#### [Records to use]
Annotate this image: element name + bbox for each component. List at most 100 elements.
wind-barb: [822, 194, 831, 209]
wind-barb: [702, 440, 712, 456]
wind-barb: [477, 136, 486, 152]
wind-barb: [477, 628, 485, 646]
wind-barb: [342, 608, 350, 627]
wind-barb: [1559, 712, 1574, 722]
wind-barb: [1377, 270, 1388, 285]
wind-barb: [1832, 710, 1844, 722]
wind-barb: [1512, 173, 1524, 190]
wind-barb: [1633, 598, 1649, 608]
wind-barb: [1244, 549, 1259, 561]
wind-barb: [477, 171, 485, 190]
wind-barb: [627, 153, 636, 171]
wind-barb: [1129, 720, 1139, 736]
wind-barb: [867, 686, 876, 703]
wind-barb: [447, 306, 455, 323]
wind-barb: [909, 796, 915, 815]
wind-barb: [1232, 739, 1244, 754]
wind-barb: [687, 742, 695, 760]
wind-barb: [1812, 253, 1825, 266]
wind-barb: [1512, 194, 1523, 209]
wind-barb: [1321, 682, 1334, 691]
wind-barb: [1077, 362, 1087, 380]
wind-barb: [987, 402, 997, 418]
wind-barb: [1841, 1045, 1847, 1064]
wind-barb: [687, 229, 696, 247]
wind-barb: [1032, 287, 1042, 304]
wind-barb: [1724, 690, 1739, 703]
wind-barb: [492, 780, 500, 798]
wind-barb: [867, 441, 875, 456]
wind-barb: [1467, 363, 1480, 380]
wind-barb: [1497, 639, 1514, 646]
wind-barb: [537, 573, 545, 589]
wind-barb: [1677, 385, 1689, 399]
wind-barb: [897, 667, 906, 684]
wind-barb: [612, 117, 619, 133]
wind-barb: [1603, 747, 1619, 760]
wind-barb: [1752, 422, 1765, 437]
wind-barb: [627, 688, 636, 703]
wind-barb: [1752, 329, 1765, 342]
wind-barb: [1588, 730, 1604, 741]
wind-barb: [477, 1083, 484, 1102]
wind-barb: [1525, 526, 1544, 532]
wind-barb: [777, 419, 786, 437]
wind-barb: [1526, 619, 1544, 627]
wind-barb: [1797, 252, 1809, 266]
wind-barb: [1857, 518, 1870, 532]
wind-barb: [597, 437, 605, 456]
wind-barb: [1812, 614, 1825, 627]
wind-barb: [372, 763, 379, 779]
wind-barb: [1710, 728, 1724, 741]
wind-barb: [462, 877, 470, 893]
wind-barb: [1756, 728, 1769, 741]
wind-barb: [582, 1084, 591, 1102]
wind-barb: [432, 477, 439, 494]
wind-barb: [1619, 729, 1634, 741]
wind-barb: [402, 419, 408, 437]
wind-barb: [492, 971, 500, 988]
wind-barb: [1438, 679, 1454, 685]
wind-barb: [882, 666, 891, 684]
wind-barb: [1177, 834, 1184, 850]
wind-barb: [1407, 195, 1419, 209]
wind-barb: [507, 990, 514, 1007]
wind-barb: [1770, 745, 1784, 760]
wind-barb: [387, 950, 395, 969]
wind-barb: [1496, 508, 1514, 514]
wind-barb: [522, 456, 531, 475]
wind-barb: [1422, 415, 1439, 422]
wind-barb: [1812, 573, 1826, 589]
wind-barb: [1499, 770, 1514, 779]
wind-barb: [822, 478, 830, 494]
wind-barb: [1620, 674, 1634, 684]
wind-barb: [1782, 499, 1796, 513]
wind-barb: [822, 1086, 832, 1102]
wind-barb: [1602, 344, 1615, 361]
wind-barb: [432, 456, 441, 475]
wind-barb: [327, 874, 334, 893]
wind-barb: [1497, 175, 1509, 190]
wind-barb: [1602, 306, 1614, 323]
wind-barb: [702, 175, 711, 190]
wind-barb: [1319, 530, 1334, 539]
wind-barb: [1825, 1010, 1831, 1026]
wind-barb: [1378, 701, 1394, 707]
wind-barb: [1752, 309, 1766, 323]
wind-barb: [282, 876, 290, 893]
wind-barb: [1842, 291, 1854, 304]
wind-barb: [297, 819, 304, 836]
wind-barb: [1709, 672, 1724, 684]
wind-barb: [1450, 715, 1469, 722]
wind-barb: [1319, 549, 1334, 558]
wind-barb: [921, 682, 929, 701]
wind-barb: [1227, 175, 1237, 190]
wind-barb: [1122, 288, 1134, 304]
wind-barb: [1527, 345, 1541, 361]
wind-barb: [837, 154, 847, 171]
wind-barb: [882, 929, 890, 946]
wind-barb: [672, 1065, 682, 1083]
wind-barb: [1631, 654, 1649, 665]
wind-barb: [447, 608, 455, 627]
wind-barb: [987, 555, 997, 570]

#### [Problem statement]
Please rewrite the lines, beginning with the first and going on through the one with "wind-barb: [1559, 712, 1574, 722]", substituting "bounding box" for "bbox" and leaving everything else as it is.

#### [Solution]
Annotate this image: element name + bounding box for each component. List at most 100 elements.
wind-barb: [822, 194, 831, 209]
wind-barb: [702, 440, 712, 456]
wind-barb: [477, 136, 486, 152]
wind-barb: [477, 628, 485, 646]
wind-barb: [342, 608, 350, 627]
wind-barb: [1559, 712, 1574, 722]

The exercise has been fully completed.